## begin DATASET EXTRACT
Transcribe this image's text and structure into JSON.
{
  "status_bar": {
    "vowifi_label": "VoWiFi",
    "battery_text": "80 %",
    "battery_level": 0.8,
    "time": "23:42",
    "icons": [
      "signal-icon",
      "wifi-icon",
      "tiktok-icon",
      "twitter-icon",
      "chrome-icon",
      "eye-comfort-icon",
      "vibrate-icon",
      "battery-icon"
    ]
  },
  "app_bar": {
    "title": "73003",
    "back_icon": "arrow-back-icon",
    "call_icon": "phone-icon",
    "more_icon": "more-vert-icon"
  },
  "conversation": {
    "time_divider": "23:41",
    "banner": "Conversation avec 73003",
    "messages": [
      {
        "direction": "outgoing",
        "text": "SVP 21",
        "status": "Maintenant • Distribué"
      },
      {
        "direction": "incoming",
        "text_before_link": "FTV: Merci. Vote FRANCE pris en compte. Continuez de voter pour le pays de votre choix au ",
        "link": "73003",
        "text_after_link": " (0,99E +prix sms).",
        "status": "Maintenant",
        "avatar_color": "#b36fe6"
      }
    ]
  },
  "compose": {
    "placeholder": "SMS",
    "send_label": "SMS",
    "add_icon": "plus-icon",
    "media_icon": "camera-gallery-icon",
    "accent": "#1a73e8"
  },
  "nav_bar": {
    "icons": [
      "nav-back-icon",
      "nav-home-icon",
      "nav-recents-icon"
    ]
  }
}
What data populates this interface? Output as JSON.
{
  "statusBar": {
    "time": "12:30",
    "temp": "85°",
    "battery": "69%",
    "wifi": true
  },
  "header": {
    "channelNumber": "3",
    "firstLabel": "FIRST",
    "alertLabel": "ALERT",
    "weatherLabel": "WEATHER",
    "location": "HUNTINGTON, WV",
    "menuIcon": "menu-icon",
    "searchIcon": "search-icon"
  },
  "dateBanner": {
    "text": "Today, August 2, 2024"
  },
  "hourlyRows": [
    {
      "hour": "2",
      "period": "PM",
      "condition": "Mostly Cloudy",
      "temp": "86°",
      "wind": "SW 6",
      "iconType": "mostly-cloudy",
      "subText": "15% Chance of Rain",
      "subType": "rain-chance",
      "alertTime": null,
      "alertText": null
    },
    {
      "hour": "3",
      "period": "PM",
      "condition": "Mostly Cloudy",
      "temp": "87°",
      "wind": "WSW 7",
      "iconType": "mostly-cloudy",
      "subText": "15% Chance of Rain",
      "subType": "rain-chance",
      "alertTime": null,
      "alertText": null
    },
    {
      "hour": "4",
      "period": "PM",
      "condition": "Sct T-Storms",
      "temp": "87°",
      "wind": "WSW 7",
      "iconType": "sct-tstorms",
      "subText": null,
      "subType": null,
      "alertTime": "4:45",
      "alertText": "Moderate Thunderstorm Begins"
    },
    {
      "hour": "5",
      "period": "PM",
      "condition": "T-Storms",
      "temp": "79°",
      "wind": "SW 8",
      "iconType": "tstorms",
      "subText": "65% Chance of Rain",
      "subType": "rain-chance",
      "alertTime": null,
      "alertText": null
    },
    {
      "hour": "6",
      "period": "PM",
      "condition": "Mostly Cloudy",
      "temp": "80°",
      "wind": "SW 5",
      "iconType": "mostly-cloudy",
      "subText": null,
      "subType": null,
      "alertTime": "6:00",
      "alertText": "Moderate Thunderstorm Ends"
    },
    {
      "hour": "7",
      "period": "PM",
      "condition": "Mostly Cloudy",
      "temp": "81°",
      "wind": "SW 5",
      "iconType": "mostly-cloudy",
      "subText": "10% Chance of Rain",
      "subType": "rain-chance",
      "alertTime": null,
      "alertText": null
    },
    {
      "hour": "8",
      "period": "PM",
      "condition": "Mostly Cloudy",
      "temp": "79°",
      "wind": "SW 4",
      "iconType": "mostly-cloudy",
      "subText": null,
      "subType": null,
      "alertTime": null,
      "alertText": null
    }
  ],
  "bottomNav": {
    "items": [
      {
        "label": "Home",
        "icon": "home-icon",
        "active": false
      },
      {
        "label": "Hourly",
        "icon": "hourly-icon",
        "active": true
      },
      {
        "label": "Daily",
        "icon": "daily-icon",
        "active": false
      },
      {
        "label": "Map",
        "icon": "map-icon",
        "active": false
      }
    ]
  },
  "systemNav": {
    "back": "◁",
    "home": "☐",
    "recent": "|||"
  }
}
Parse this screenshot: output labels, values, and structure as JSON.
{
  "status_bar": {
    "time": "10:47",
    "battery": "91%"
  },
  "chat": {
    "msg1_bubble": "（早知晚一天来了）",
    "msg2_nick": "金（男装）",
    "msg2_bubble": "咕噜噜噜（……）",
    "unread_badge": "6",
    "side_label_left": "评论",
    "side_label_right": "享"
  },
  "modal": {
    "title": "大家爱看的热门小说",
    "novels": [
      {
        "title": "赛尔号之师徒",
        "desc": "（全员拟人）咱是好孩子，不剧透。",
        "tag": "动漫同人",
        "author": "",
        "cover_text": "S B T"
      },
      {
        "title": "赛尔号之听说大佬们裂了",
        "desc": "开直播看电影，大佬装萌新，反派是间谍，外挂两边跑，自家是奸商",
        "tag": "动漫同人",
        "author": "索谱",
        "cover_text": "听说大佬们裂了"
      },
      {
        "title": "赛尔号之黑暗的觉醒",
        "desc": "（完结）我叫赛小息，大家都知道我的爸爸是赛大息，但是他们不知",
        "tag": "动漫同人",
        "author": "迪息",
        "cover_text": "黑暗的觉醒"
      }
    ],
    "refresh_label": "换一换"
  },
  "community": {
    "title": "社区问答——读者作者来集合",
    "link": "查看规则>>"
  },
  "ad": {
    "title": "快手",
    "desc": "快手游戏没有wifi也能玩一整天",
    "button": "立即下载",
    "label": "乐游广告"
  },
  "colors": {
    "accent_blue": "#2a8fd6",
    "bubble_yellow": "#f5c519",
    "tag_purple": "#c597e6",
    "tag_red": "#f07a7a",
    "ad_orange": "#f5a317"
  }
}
## end DATASET EXTRACT
__REQUEST__
Tally the lines in this data that hold the word "wind" and state only the count.

__RESULT OF THE EXERCISE__
7